**TEXTE DE LA PAGE:**

****************

Proposition de contribution à l’atelier
« Linguistique grise. Le compte-rendu et ses apports à l’histoire de la linguistique »
ICHoLS XV – Milan, 24-28 août 2019

 

 

 

Une publication récente (Moret 2019) a montré que c’était presque essentiellement à travers des comptes-rendus que Meillet avait exprimé ce qu’il pensait des idées du linguiste soviétique Nikolaj Marr (1867-1934), comme si l’on ne pouvait aborder ces dernières (rejetées par la majorité des linguistes européens) que dans le cadre de recensions spécialement consacrées. C’est aussi ce qui semble apparaître avec la thématique « sensible » des langues internationales artificielles (désormais LIA).
            On sait que Meillet s’était exprimé positivement sur le sujet dans Les langues dans l’Europe nouvelle (Paris : Payot, 1918), où il avait jugé nécessaire une LIA dans le contexte d’une Europe de plus en plus culturellement une, mais de plus en plus morcelée linguistiquement. Mais, à part énoncer une préférence (peu argumentée) pour l’ido face à l’espéranto, Meillet n’avait fait que donner son avis sur la question générale d’une LIA. Si l’on veut des détails et des arguments, c’est dans les comptes-rendus sur le sujet qu’il faut se plonger.
            On dénombre en tout cas, dans la bibliographie de Meillet, treize recensions d’ouvrages consacrés au problème d’une LIA, parues essentiellement dans le Bulletin de la Société de linguistique de Paris et la Revue critique d’histoire et de littérature. Meillet a, entre autres, recensé le célèbre texte Zur Kritik der künstlichen Weltsprachen (1907) des néogrammairiens Brugmann et Leskien, et la réponse qu’il suscita chez Baudouin de Courtenay (« Zur Kritik der künstlichen Weltsprachen », 1908). Mais Meillet s’exprima aussi sur des ouvrages consacrés à d’autres LIA que l’espéranto, comme l’ido, l’occidental (1922) ou le novial (1928) de Jespersen. Quant à la théorie des LIA, elle fut abordée à partir de l’ouvrage de René de Saussure sur les Principes logiques de la formation des mots (1911).

****************

**DONNÉES EXTRAITES:**
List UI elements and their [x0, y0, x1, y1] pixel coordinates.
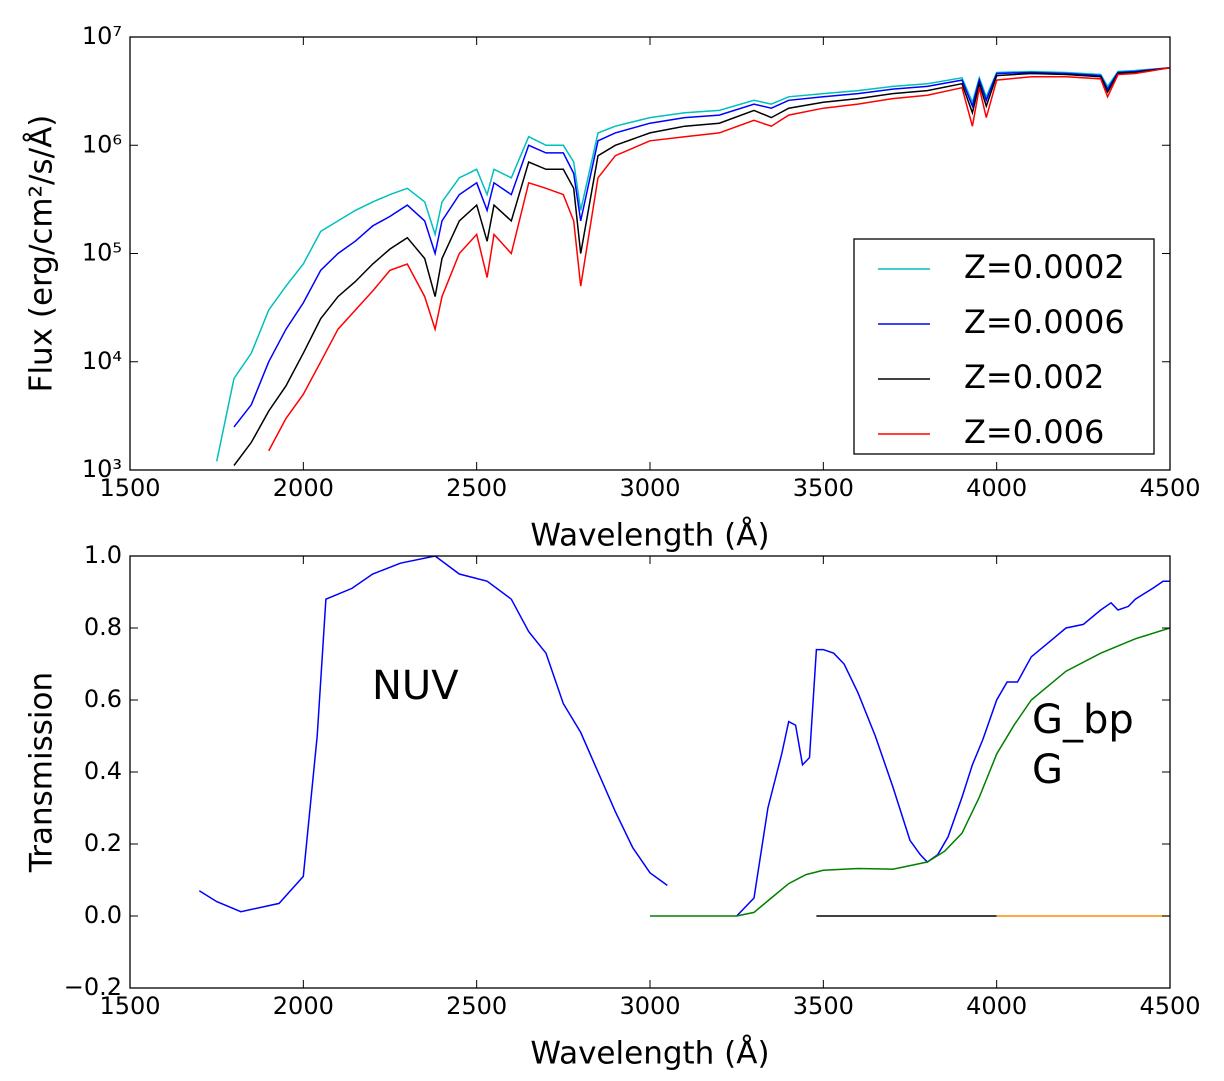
x-tick-label: 3000	[619, 474, 680, 502]
y-tick-label: 10⁷	[82, 22, 122, 50]
plot-area	[198, 556, 1170, 917]
series-line	[233, 66, 1170, 466]
y-tick-label: 1.0	[84, 541, 122, 569]
y-tick-label: 0.2	[84, 829, 122, 857]
series-line	[736, 580, 1170, 917]
plot-area	[215, 66, 1170, 466]
x-tick-label: 1500	[99, 474, 160, 502]
y-tick-label: 0.4	[84, 757, 122, 785]
y-tick-label: 10⁵	[82, 239, 122, 267]
x-tick-label: 2500	[446, 992, 507, 1020]
series-line	[233, 66, 1170, 428]
x-tick-label: 3500	[793, 474, 854, 502]
legend-label: Z=0.0006	[964, 303, 1125, 341]
axes-frame	[129, 555, 1171, 989]
series-line	[650, 627, 1170, 917]
legend-box	[853, 238, 1155, 455]
x-tick-label: 4500	[1139, 992, 1200, 1020]
x-tick-label: 4000	[966, 474, 1027, 502]
x-tick-label: 4000	[966, 992, 1027, 1020]
y-axis-label: Flux (erg/cm²/s/Å)	[24, 115, 60, 393]
x-tick-label: 2500	[446, 474, 507, 502]
annotation: NUV	[372, 663, 459, 709]
x-tick-label: 2000	[273, 474, 334, 502]
annotation: G_bp	[1032, 697, 1134, 743]
y-tick-label: −0.2	[64, 973, 122, 1001]
x-tick-label: 3500	[793, 992, 854, 1020]
y-tick-label: 10⁴	[82, 347, 122, 375]
series-line	[268, 66, 1170, 452]
x-tick-label: 4500	[1139, 474, 1200, 502]
y-tick-label: 10⁶	[82, 130, 122, 158]
legend-label: Z=0.0002	[964, 248, 1125, 286]
x-axis-label: Wavelength (Å)	[530, 518, 769, 554]
y-tick-label: 0.6	[84, 685, 122, 713]
annotation: G	[1032, 747, 1063, 793]
y-axis-label: Transmission	[24, 672, 60, 873]
x-axis-label: Wavelength (Å)	[530, 1036, 769, 1072]
legend-label: Z=0.006	[964, 413, 1104, 451]
y-tick-label: 0.8	[84, 613, 122, 641]
series-line	[215, 66, 1170, 462]
y-tick-label: 0.0	[84, 901, 122, 929]
x-tick-label: 2000	[273, 992, 334, 1020]
legend-label: Z=0.002	[964, 358, 1104, 396]
x-tick-label: 1500	[99, 992, 160, 1020]
y-tick-label: 10³	[82, 455, 122, 483]
series-line	[198, 556, 668, 913]
x-tick-label: 3000	[619, 992, 680, 1020]
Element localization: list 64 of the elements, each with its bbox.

****************

**ÉNONCÉ A:**
Répondez brièvement à ces questions sur le texte sur Meillet :
(i) Dans quel ouvrage de 1918 Meillet s'est-il exprimé positivement sur une langue internationale artificielle ?
(ii) Combien de recensions d'ouvrages consacrés au problème d'une LIA compte la bibliographie de Meillet ?
(iii) Quelles années de naissance et de mort sont indiquées pour Nikolaj Marr ?
**ÉNONCÉ B:**
Dites si chacune de ces affirmations concorde avec le texte sur Meillet, en répondant par oui ou non et en citant les mots décisifs du texte :
(i) Meillet préférait l'espéranto à l'ido.
(ii) Les recensions de Meillet sur les LIA ont surtout paru dans le Bulletin de la Société de linguistique de Paris et la Revue critique d'histoire et de littérature.
(iii) Le novial est attribué à Jespersen.
**ÉNONCÉ C:** Veuillez transcrire fidèlement le passage du texte sur Meillet qui commence à « Une publication récente » et se termine à « artificielles (désormais LIA). ».
Le matériel ci-dessus n'a aucun lien avec le texte sur Meillet.

**RÉPONSE RÉDIGÉE A:**
(i) Dans *Les langues dans l'Europe nouvelle* (Paris : Payot, 1918).
(ii) Treize.
(iii) 1867 et 1934.

**RÉPONSE RÉDIGÉE B:**
(i) Non : « une préférence (peu argumentée) pour l’ido face à l’espéranto ».
(ii) Oui : « parues essentiellement dans le Bulletin de la Société de linguistique de Paris et la Revue critique d’histoire et de littérature ».
(iii) Oui : « le novial (1928) de Jespersen ».

**RÉPONSE RÉDIGÉE C:**
Une publication récente (Moret 2019) a montré que c’était presque essentiellement à travers des comptes-rendus que Meillet avait exprimé ce qu’il pensait des idées du linguiste soviétique Nikolaj Marr (1867-1934), comme si l’on ne pouvait aborder ces dernières (rejetées par la majorité des linguistes européens) que dans le cadre de recensions spécialement consacrées. C’est aussi ce qui semble apparaître avec la thématique « sensible » des langues internationales artificielles (désormais LIA).